Exercise >> Copy the records below exactly, omitting any pictures they contain.

Materials provided >>
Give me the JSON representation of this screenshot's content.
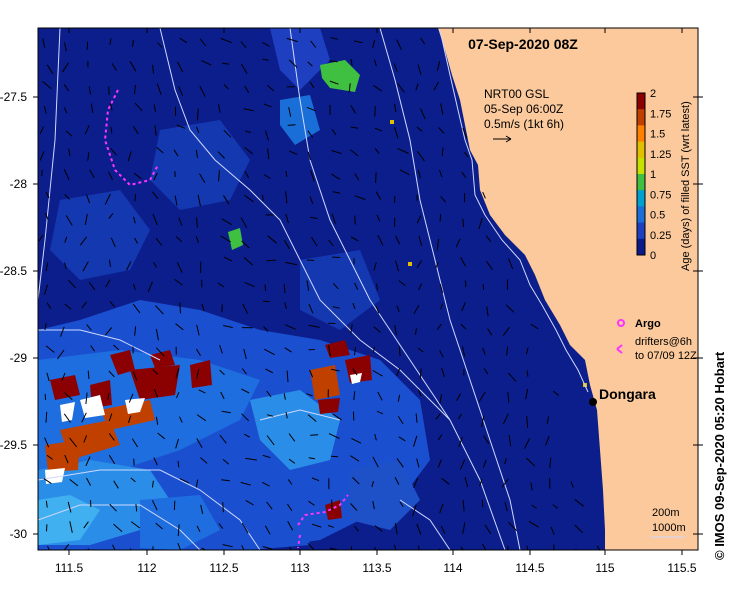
{
  "header": {
    "date_title": "07-Sep-2020 08Z",
    "current_source": "NRT00 GSL",
    "current_time": "05-Sep 06:00Z",
    "current_scale": "0.5m/s (1kt 6h)"
  },
  "colorbar": {
    "label": "Age (days) of filled SST (wrt latest)",
    "ticks": [
      "2",
      "1.75",
      "1.5",
      "1.25",
      "1",
      "0.75",
      "0.5",
      "0.25",
      "0"
    ],
    "colors": [
      "#8b0000",
      "#c04000",
      "#ff8000",
      "#e0c000",
      "#c8e000",
      "#40c040",
      "#00a0d0",
      "#1a6ed8",
      "#1e40c0",
      "#0a1a8a"
    ]
  },
  "legend": {
    "argo_label": "Argo",
    "drifters_line1": "drifters@6h",
    "drifters_line2": "to 07/09 12Z",
    "contour_200": "200m",
    "contour_1000": "1000m"
  },
  "places": {
    "town": "Dongara"
  },
  "axes": {
    "x_ticks": [
      "111.5",
      "112",
      "112.5",
      "113",
      "113.5",
      "114",
      "114.5",
      "115",
      "115.5"
    ],
    "y_ticks": [
      "-27.5",
      "-28",
      "-28.5",
      "-29",
      "-29.5",
      "-30"
    ],
    "lon_range": [
      111.3,
      115.6
    ],
    "lat_range": [
      -30.1,
      -27.1
    ]
  },
  "credit": "© IMOS 09-Sep-2020 05:20 Hobart",
  "colors": {
    "ocean": "#0c1e8c",
    "land": "#fbc99b",
    "argo": "#ff33ff",
    "contour": "#cfd8ff"
  }
}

Task output >>
Give me the JSON representation of this screenshot's content.
{
  "header": {
    "date_title": "07-Sep-2020 08Z",
    "current_source": "NRT00 GSL",
    "current_time": "05-Sep 06:00Z",
    "current_scale": "0.5m/s (1kt 6h)"
  },
  "colorbar": {
    "label": "Age (days) of filled SST (wrt latest)",
    "ticks": [
      "2",
      "1.75",
      "1.5",
      "1.25",
      "1",
      "0.75",
      "0.5",
      "0.25",
      "0"
    ],
    "colors": [
      "#8b0000",
      "#c04000",
      "#ff8000",
      "#e0c000",
      "#c8e000",
      "#40c040",
      "#00a0d0",
      "#1a6ed8",
      "#1e40c0",
      "#0a1a8a"
    ]
  },
  "legend": {
    "argo_label": "Argo",
    "drifters_line1": "drifters@6h",
    "drifters_line2": "to 07/09 12Z",
    "contour_200": "200m",
    "contour_1000": "1000m"
  },
  "places": {
    "town": "Dongara"
  },
  "axes": {
    "x_ticks": [
      "111.5",
      "112",
      "112.5",
      "113",
      "113.5",
      "114",
      "114.5",
      "115",
      "115.5"
    ],
    "y_ticks": [
      "-27.5",
      "-28",
      "-28.5",
      "-29",
      "-29.5",
      "-30"
    ],
    "lon_range": [
      111.3,
      115.6
    ],
    "lat_range": [
      -30.1,
      -27.1
    ]
  },
  "credit": "© IMOS 09-Sep-2020 05:20 Hobart",
  "colors": {
    "ocean": "#0c1e8c",
    "land": "#fbc99b",
    "argo": "#ff33ff",
    "contour": "#cfd8ff"
  }
}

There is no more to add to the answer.